DATA SECTION:

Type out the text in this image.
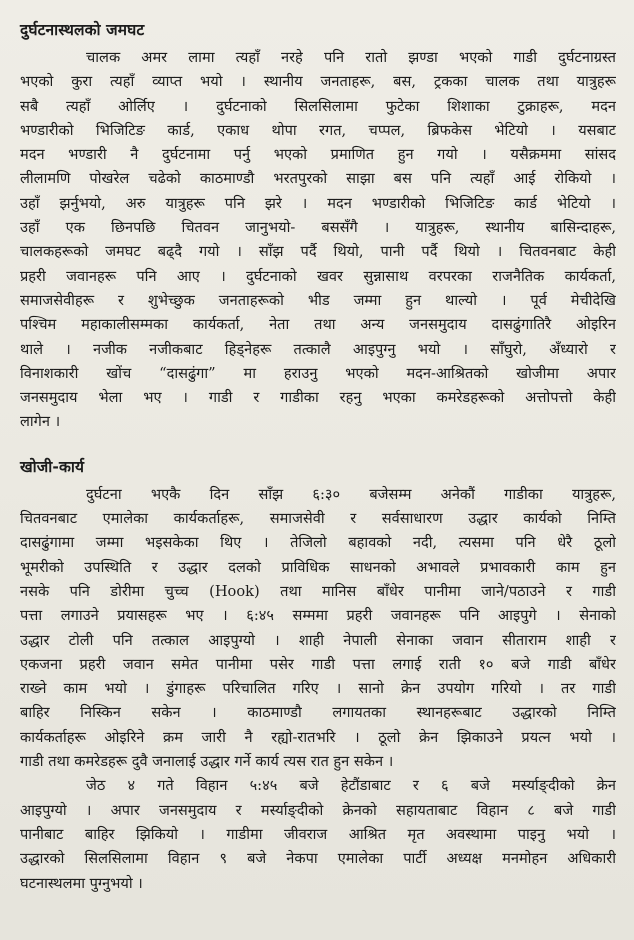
दुर्घटनास्थलको जमघट

चालक अमर लामा त्यहाँ नरहे पनि रातो झण्डा भएको गाडी दुर्घटनाग्रस्त
भएको कुरा त्यहाँ व्याप्त भयो । स्थानीय जनताहरू, बस, ट्रकका चालक तथा यात्रुहरू
सबै त्यहाँ ओर्लिए । दुर्घटनाको सिलसिलामा फुटेका शिशाका टुक्राहरू, मदन
भण्डारीको भिजिटिङ कार्ड, एकाध थोपा रगत, चप्पल, ब्रिफकेस भेटियो । यसबाट
मदन भण्डारी नै दुर्घटनामा पर्नु भएको प्रमाणित हुन गयो । यसैक्रममा सांसद
लीलामणि पोखरेल चढेको काठमाण्डौ भरतपुरको साझा बस पनि त्यहाँ आई रोकियो ।
उहाँ झर्नुभयो, अरु यात्रुहरू पनि झरे । मदन भण्डारीको भिजिटिङ कार्ड भेटियो ।
उहाँ एक छिनपछि चितवन जानुभयो- बससँगै । यात्रुहरू, स्थानीय बासिन्दाहरू,
चालकहरूको जमघट बढ्दै गयो । साँझ पर्दै थियो, पानी पर्दै थियो । चितवनबाट केही
प्रहरी जवानहरू पनि आए । दुर्घटनाको खवर सुन्नासाथ वरपरका राजनैतिक कार्यकर्ता,
समाजसेवीहरू र शुभेच्छुक जनताहरूको भीड जम्मा हुन थाल्यो । पूर्व मेचीदेखि
पश्चिम महाकालीसम्मका कार्यकर्ता, नेता तथा अन्य जनसमुदाय दासढुंगातिरै ओइरिन
थाले । नजीक नजीकबाट हिड्नेहरू तत्कालै आइपुग्नु भयो । साँघुरो, अँध्यारो र
विनाशकारी खोंच “दासढुंगा” मा हराउनु भएको मदन-आश्रितको खोजीमा अपार
जनसमुदाय भेला भए । गाडी र गाडीका रहनु भएका कमरेडहरूको अत्तोपत्तो केही
लागेन ।

खोजी-कार्य

दुर्घटना भएकै दिन साँझ ६:३० बजेसम्म अनेकौं गाडीका यात्रुहरू,
चितवनबाट एमालेका कार्यकर्ताहरू, समाजसेवी र सर्वसाधारण उद्धार कार्यको निम्ति
दासढुंगामा जम्मा भइसकेका थिए । तेजिलो बहावको नदी, त्यसमा पनि धेरै ठूलो
भूमरीको उपस्थिति र उद्धार दलको प्राविधिक साधनको अभावले प्रभावकारी काम हुन
नसके पनि डोरीमा चुच्च (Hook) तथा मानिस बाँधेर पानीमा जाने/पठाउने र गाडी
पत्ता लगाउने प्रयासहरू भए । ६:४५ सम्ममा प्रहरी जवानहरू पनि आइपुगे । सेनाको
उद्धार टोली पनि तत्काल आइपुग्यो । शाही नेपाली सेनाका जवान सीताराम शाही र
एकजना प्रहरी जवान समेत पानीमा पसेर गाडी पत्ता लगाई राती १० बजे गाडी बाँधेर
राख्ने काम भयो । डुंगाहरू परिचालित गरिए । सानो क्रेन उपयोग गरियो । तर गाडी
बाहिर निस्किन सकेन । काठमाण्डौ लगायतका स्थानहरूबाट उद्धारको निम्ति
कार्यकर्ताहरू ओइरिने क्रम जारी नै रह्यो-रातभरि । ठूलो क्रेन झिकाउने प्रयत्न भयो ।
गाडी तथा कमरेडहरू दुवै जनालाई उद्धार गर्ने कार्य त्यस रात हुन सकेन ।

जेठ ४ गते विहान ५:४५ बजे हेटौंडाबाट र ६ बजे मर्स्याङ्दीको क्रेन
आइपुग्यो । अपार जनसमुदाय र मर्स्याङ्दीको क्रेनको सहायताबाट विहान ८ बजे गाडी
पानीबाट बाहिर झिकियो । गाडीमा जीवराज आश्रित मृत अवस्थामा पाइनु भयो ।
उद्धारको सिलसिलामा विहान ९ बजे नेकपा एमालेका पार्टी अध्यक्ष मनमोहन अधिकारी
घटनास्थलमा पुग्नुभयो ।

TASK TO CARRY OUT:
Using the entries above, return each line in which the word "तवनब" occurs.

ANSWER FOR THE TASK:
चालकहरूको जमघट बढ्दै गयो । साँझ पर्दै थियो, पानी पर्दै थियो । चितवनबाट केही
चितवनबाट एमालेका कार्यकर्ताहरू, समाजसेवी र सर्वसाधारण उद्धार कार्यको निम्ति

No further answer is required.